## AIM
Identify the lines that contain the string "public" and copy all of them.

## WORKING DATA
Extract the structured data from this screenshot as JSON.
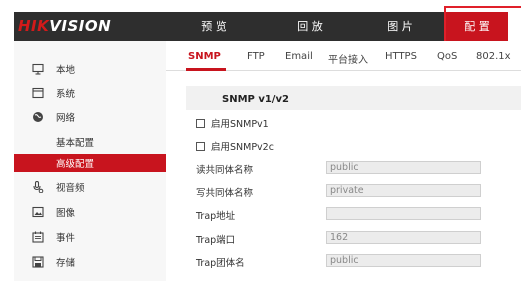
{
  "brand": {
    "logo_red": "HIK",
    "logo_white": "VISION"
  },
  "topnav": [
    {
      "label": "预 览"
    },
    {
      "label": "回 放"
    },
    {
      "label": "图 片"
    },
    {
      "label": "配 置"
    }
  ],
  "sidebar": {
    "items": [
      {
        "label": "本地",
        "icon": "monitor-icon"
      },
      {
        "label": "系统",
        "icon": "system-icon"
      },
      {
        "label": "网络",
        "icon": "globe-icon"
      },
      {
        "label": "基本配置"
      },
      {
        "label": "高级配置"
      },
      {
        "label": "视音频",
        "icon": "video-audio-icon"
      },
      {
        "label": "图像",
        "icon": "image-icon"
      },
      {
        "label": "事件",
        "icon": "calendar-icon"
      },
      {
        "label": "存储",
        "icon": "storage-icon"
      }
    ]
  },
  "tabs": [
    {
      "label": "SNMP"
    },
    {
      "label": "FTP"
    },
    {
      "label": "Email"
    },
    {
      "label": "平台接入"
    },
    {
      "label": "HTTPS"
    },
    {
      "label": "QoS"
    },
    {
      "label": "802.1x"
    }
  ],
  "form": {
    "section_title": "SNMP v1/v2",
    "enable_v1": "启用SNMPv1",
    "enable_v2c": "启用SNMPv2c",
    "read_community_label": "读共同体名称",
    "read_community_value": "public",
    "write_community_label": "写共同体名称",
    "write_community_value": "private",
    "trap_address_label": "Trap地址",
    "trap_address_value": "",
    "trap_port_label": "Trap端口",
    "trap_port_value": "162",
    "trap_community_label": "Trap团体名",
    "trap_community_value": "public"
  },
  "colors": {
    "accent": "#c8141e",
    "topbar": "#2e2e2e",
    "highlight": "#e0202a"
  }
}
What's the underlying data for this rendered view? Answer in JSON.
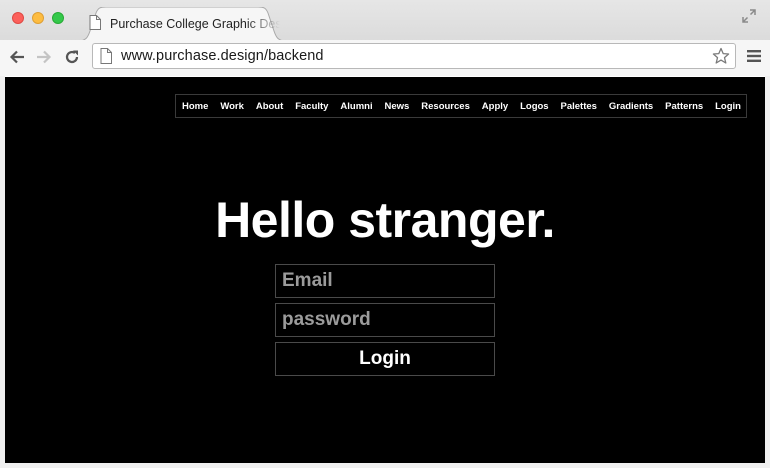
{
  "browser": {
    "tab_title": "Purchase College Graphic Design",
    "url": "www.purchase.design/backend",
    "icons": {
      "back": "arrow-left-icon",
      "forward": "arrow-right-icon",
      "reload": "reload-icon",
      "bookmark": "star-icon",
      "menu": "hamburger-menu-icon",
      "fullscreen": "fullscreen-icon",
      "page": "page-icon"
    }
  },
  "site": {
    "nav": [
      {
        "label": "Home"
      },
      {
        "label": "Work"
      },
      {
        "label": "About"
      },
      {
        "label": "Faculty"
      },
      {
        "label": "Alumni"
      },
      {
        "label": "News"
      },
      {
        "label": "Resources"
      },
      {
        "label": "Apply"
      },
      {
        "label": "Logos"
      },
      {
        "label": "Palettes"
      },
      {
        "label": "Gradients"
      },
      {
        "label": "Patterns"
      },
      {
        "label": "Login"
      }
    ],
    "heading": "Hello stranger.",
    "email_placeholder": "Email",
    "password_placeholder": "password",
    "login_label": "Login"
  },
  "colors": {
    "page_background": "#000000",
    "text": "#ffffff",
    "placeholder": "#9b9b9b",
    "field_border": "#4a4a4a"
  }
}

---

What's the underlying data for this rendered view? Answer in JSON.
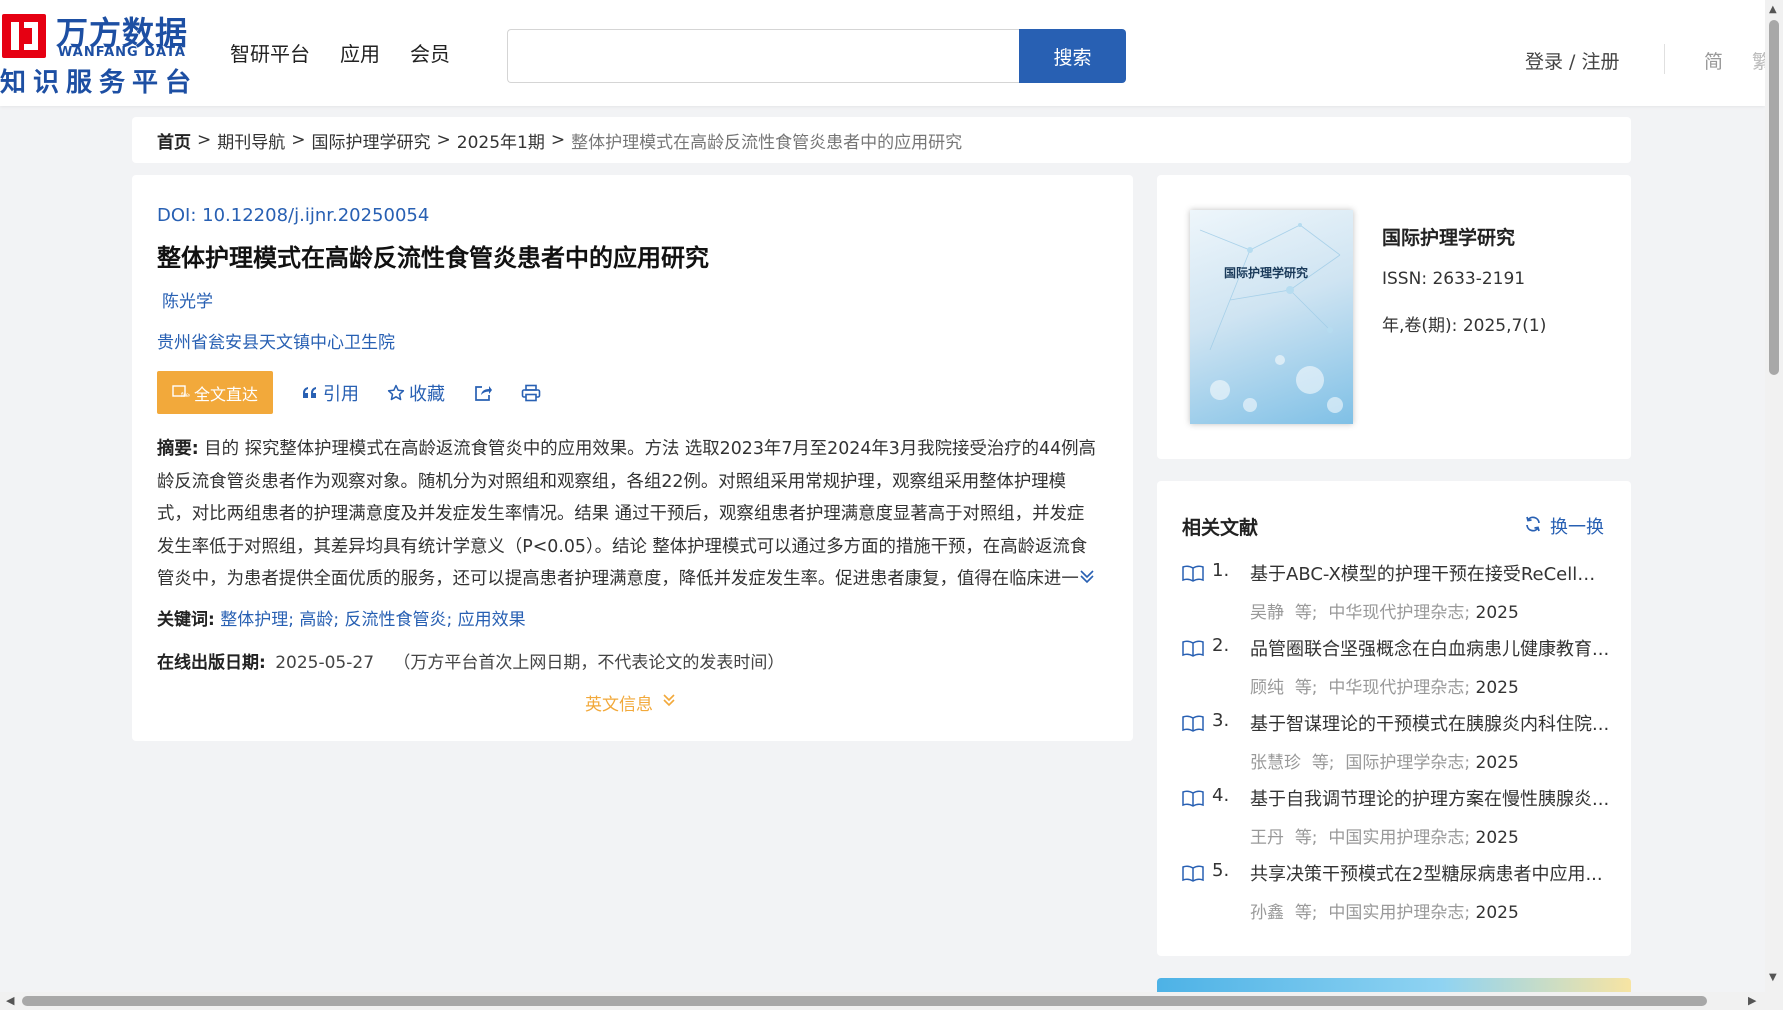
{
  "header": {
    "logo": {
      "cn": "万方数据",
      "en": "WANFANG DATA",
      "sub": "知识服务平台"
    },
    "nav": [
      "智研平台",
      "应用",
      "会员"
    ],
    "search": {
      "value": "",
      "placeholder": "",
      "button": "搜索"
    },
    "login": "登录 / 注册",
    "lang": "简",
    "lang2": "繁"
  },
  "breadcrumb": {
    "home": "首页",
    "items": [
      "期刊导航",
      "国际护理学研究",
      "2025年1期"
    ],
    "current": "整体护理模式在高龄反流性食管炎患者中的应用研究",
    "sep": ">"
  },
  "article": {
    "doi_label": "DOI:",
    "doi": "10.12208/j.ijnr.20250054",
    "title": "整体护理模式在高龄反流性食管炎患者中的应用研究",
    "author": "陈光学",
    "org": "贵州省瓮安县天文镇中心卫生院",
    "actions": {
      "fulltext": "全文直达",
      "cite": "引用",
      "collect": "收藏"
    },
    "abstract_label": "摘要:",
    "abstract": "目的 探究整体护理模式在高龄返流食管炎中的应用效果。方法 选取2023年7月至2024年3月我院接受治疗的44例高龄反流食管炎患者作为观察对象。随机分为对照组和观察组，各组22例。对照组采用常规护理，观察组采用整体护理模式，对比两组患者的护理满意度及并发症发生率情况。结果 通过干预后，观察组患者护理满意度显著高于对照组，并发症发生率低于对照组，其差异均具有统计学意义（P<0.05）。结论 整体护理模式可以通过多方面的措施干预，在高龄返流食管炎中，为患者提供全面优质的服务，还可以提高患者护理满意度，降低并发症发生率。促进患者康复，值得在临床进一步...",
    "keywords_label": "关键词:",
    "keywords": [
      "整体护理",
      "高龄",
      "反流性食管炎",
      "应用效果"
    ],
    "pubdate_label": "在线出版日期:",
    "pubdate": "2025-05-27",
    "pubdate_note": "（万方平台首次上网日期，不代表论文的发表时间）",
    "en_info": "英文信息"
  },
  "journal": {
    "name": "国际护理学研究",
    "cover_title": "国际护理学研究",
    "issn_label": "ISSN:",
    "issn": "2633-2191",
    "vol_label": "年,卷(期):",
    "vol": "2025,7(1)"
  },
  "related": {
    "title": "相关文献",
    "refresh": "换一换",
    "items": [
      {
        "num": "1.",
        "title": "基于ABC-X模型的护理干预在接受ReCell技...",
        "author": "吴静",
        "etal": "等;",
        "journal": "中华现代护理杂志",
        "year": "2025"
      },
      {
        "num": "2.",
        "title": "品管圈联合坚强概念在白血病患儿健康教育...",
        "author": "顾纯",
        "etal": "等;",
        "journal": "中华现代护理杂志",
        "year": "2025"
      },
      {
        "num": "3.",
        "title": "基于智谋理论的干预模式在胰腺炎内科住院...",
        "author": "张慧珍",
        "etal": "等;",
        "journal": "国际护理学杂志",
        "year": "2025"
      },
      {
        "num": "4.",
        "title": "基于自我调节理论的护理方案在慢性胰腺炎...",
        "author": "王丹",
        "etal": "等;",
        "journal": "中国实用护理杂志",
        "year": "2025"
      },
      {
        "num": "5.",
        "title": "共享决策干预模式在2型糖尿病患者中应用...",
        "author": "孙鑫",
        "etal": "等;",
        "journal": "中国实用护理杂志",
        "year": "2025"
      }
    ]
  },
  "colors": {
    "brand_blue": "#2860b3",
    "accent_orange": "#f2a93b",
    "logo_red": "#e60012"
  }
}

## TASK ANSWER
    "read_community_value": "public",
    "trap_community_value": "public"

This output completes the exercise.